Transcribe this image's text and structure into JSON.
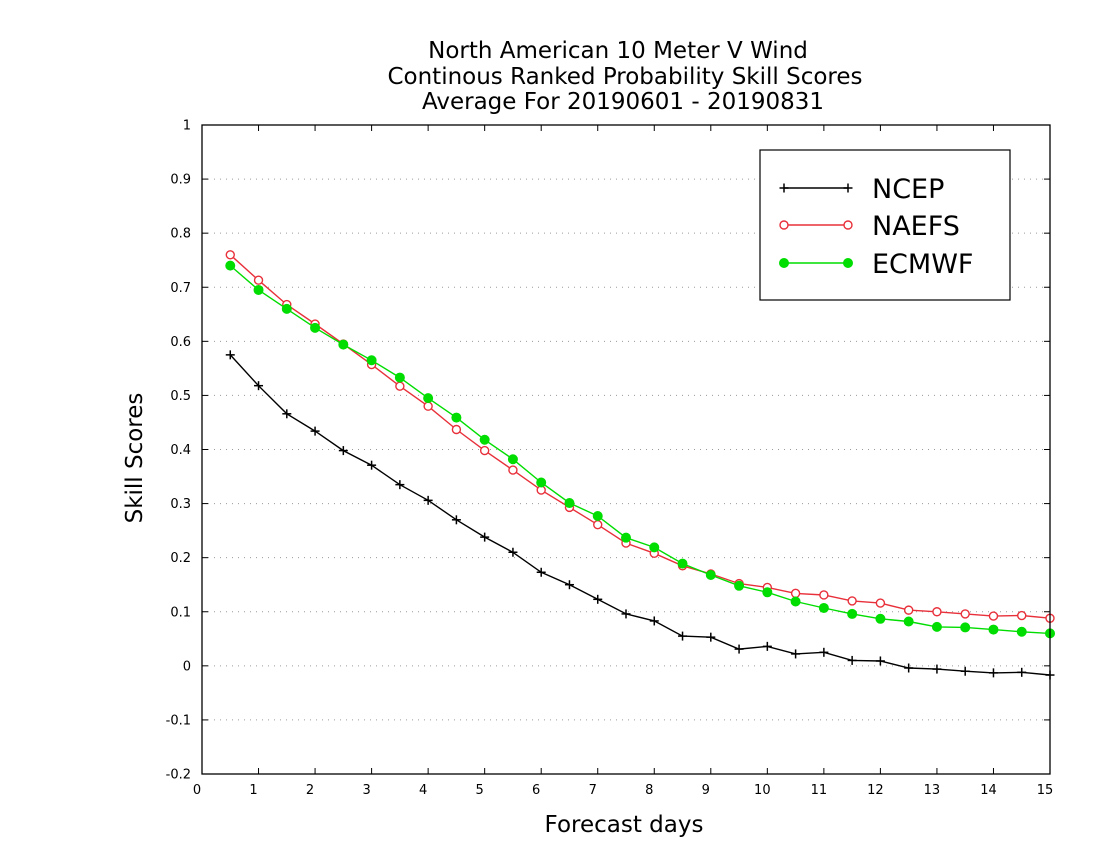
{
  "chart_data": {
    "type": "line",
    "title": [
      "North American 10 Meter V Wind",
      "Continous Ranked Probability Skill Scores",
      "Average For 20190601 - 20190831"
    ],
    "xlabel": "Forecast days",
    "ylabel": "Skill Scores",
    "xlim": [
      0,
      15
    ],
    "ylim": [
      -0.2,
      1
    ],
    "xticks": [
      0,
      1,
      2,
      3,
      4,
      5,
      6,
      7,
      8,
      9,
      10,
      11,
      12,
      13,
      14,
      15
    ],
    "yticks": [
      -0.2,
      -0.1,
      0,
      0.1,
      0.2,
      0.3,
      0.4,
      0.5,
      0.6,
      0.7,
      0.8,
      0.9,
      1
    ],
    "grid": "horizontal-dotted",
    "legend_position": "top-right",
    "x": [
      0.5,
      1,
      1.5,
      2,
      2.5,
      3,
      3.5,
      4,
      4.5,
      5,
      5.5,
      6,
      6.5,
      7,
      7.5,
      8,
      8.5,
      9,
      9.5,
      10,
      10.5,
      11,
      11.5,
      12,
      12.5,
      13,
      13.5,
      14,
      14.5,
      15
    ],
    "series": [
      {
        "name": "NCEP",
        "color": "#000000",
        "marker": "plus",
        "values": [
          0.575,
          0.518,
          0.466,
          0.434,
          0.398,
          0.371,
          0.335,
          0.306,
          0.27,
          0.238,
          0.21,
          0.173,
          0.15,
          0.123,
          0.096,
          0.083,
          0.055,
          0.053,
          0.031,
          0.036,
          0.022,
          0.025,
          0.01,
          0.009,
          -0.004,
          -0.006,
          -0.01,
          -0.013,
          -0.012,
          -0.017
        ]
      },
      {
        "name": "NAEFS",
        "color": "#e8303a",
        "marker": "open-circle",
        "values": [
          0.76,
          0.713,
          0.668,
          0.632,
          0.595,
          0.557,
          0.517,
          0.48,
          0.437,
          0.398,
          0.362,
          0.325,
          0.293,
          0.261,
          0.227,
          0.208,
          0.185,
          0.17,
          0.152,
          0.145,
          0.134,
          0.131,
          0.12,
          0.116,
          0.103,
          0.1,
          0.096,
          0.092,
          0.093,
          0.088
        ]
      },
      {
        "name": "ECMWF",
        "color": "#00dd00",
        "marker": "filled-circle",
        "values": [
          0.74,
          0.695,
          0.66,
          0.625,
          0.594,
          0.565,
          0.533,
          0.495,
          0.459,
          0.418,
          0.382,
          0.339,
          0.301,
          0.277,
          0.237,
          0.219,
          0.189,
          0.168,
          0.148,
          0.136,
          0.119,
          0.107,
          0.096,
          0.087,
          0.082,
          0.072,
          0.071,
          0.067,
          0.063,
          0.06
        ]
      }
    ]
  }
}
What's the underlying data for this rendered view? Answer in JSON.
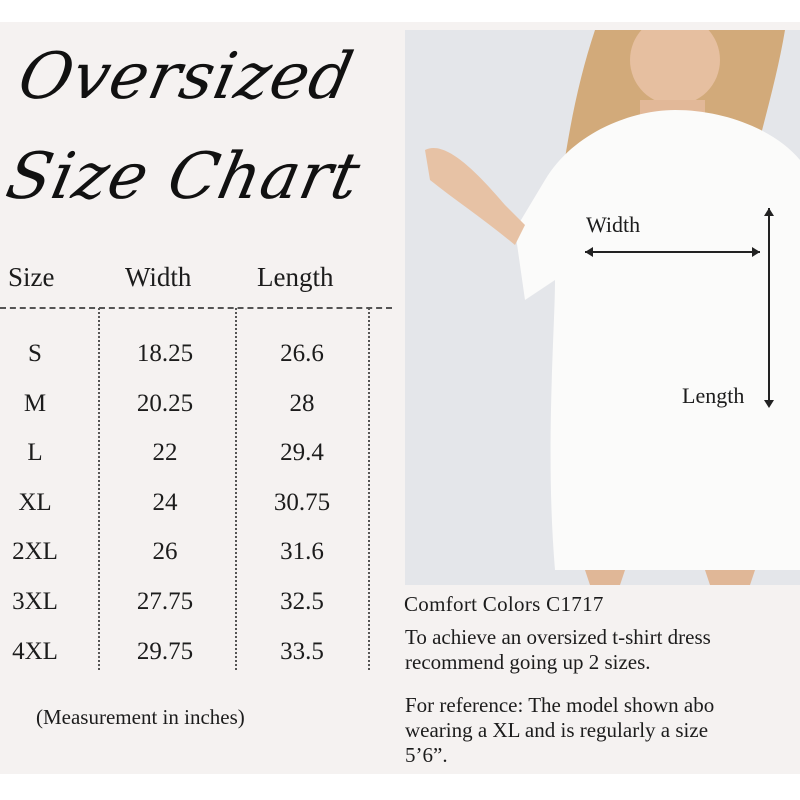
{
  "title": {
    "line1": "Oversized",
    "line2": "Size Chart"
  },
  "table": {
    "headers": [
      "Size",
      "Width",
      "Length"
    ],
    "rows": [
      [
        "S",
        "18.25",
        "26.6"
      ],
      [
        "M",
        "20.25",
        "28"
      ],
      [
        "L",
        "22",
        "29.4"
      ],
      [
        "XL",
        "24",
        "30.75"
      ],
      [
        "2XL",
        "26",
        "31.6"
      ],
      [
        "3XL",
        "27.75",
        "32.5"
      ],
      [
        "4XL",
        "29.75",
        "33.5"
      ]
    ]
  },
  "note": "(Measurement in inches)",
  "photo": {
    "width_label": "Width",
    "length_label": "Length"
  },
  "info": {
    "brand": "Comfort Colors C1717",
    "para1": [
      "To achieve an oversized t-shirt dress",
      "recommend going up 2 sizes."
    ],
    "para2": [
      "For reference: The model shown abo",
      "wearing a XL and is regularly a size",
      "5’6”."
    ]
  },
  "colors": {
    "background": "#f5f2f1",
    "text": "#1c1c1c"
  }
}
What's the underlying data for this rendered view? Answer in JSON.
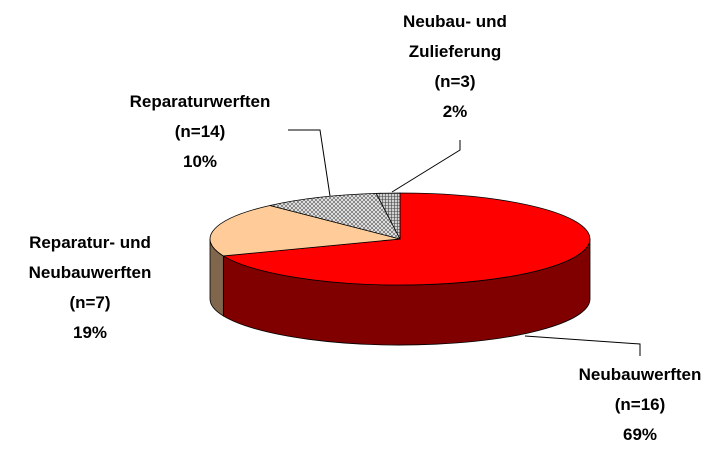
{
  "chart_data": {
    "type": "pie3d",
    "categories": [
      "Neubauwerften",
      "Reparatur- und Neubauwerften",
      "Reparaturwerften",
      "Neubau- und Zulieferung"
    ],
    "counts": [
      "(n=16)",
      "(n=7)",
      "(n=14)",
      "(n=3)"
    ],
    "values": [
      69,
      19,
      10,
      2
    ],
    "value_labels": [
      "69%",
      "19%",
      "10%",
      "2%"
    ],
    "colors": [
      "#ff0000",
      "#ffcc99",
      "#d8d8d8",
      "#c0c0c0"
    ]
  }
}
########################################
- SET EXERCISE: Repeat the records above exactly, leaving out the pictures.

- IN RESPONSE:
Transcribe this image's text and structure into JSON.
{
  "chart_data": {
    "type": "line",
    "title": [
      "North American 10 Meter V Wind",
      "Continous Ranked Probability Skill Scores",
      "Average For 20190601 - 20190831"
    ],
    "xlabel": "Forecast days",
    "ylabel": "Skill Scores",
    "xlim": [
      0,
      15
    ],
    "ylim": [
      -0.2,
      1
    ],
    "xticks": [
      0,
      1,
      2,
      3,
      4,
      5,
      6,
      7,
      8,
      9,
      10,
      11,
      12,
      13,
      14,
      15
    ],
    "yticks": [
      -0.2,
      -0.1,
      0,
      0.1,
      0.2,
      0.3,
      0.4,
      0.5,
      0.6,
      0.7,
      0.8,
      0.9,
      1
    ],
    "grid": "horizontal-dotted",
    "legend_position": "top-right",
    "x": [
      0.5,
      1,
      1.5,
      2,
      2.5,
      3,
      3.5,
      4,
      4.5,
      5,
      5.5,
      6,
      6.5,
      7,
      7.5,
      8,
      8.5,
      9,
      9.5,
      10,
      10.5,
      11,
      11.5,
      12,
      12.5,
      13,
      13.5,
      14,
      14.5,
      15
    ],
    "series": [
      {
        "name": "NCEP",
        "color": "#000000",
        "marker": "plus",
        "values": [
          0.575,
          0.518,
          0.466,
          0.434,
          0.398,
          0.371,
          0.335,
          0.306,
          0.27,
          0.238,
          0.21,
          0.173,
          0.15,
          0.123,
          0.096,
          0.083,
          0.055,
          0.053,
          0.031,
          0.036,
          0.022,
          0.025,
          0.01,
          0.009,
          -0.004,
          -0.006,
          -0.01,
          -0.013,
          -0.012,
          -0.017
        ]
      },
      {
        "name": "NAEFS",
        "color": "#e8303a",
        "marker": "open-circle",
        "values": [
          0.76,
          0.713,
          0.668,
          0.632,
          0.595,
          0.557,
          0.517,
          0.48,
          0.437,
          0.398,
          0.362,
          0.325,
          0.293,
          0.261,
          0.227,
          0.208,
          0.185,
          0.17,
          0.152,
          0.145,
          0.134,
          0.131,
          0.12,
          0.116,
          0.103,
          0.1,
          0.096,
          0.092,
          0.093,
          0.088
        ]
      },
      {
        "name": "ECMWF",
        "color": "#00dd00",
        "marker": "filled-circle",
        "values": [
          0.74,
          0.695,
          0.66,
          0.625,
          0.594,
          0.565,
          0.533,
          0.495,
          0.459,
          0.418,
          0.382,
          0.339,
          0.301,
          0.277,
          0.237,
          0.219,
          0.189,
          0.168,
          0.148,
          0.136,
          0.119,
          0.107,
          0.096,
          0.087,
          0.082,
          0.072,
          0.071,
          0.067,
          0.063,
          0.06
        ]
      }
    ]
  }
}
What's the underlying data for this rendered view? Answer in JSON.
{
  "title": {
    "line1": "Oversized",
    "line2": "Size Chart"
  },
  "table": {
    "headers": [
      "Size",
      "Width",
      "Length"
    ],
    "rows": [
      [
        "S",
        "18.25",
        "26.6"
      ],
      [
        "M",
        "20.25",
        "28"
      ],
      [
        "L",
        "22",
        "29.4"
      ],
      [
        "XL",
        "24",
        "30.75"
      ],
      [
        "2XL",
        "26",
        "31.6"
      ],
      [
        "3XL",
        "27.75",
        "32.5"
      ],
      [
        "4XL",
        "29.75",
        "33.5"
      ]
    ]
  },
  "note": "(Measurement in inches)",
  "photo": {
    "width_label": "Width",
    "length_label": "Length"
  },
  "info": {
    "brand": "Comfort Colors C1717",
    "para1": [
      "To achieve an oversized t-shirt dress",
      "recommend going up 2 sizes."
    ],
    "para2": [
      "For reference: The model shown abo",
      "wearing a XL and is regularly a size",
      "5’6”."
    ]
  },
  "colors": {
    "background": "#f5f2f1",
    "text": "#1c1c1c"
  }
}
What's the underlying data for this rendered view? Answer in JSON.
{
  "chart_data": {
    "type": "pie3d",
    "categories": [
      "Neubauwerften",
      "Reparatur- und Neubauwerften",
      "Reparaturwerften",
      "Neubau- und Zulieferung"
    ],
    "counts": [
      "(n=16)",
      "(n=7)",
      "(n=14)",
      "(n=3)"
    ],
    "values": [
      69,
      19,
      10,
      2
    ],
    "value_labels": [
      "69%",
      "19%",
      "10%",
      "2%"
    ],
    "colors": [
      "#ff0000",
      "#ffcc99",
      "#d8d8d8",
      "#c0c0c0"
    ]
  }
}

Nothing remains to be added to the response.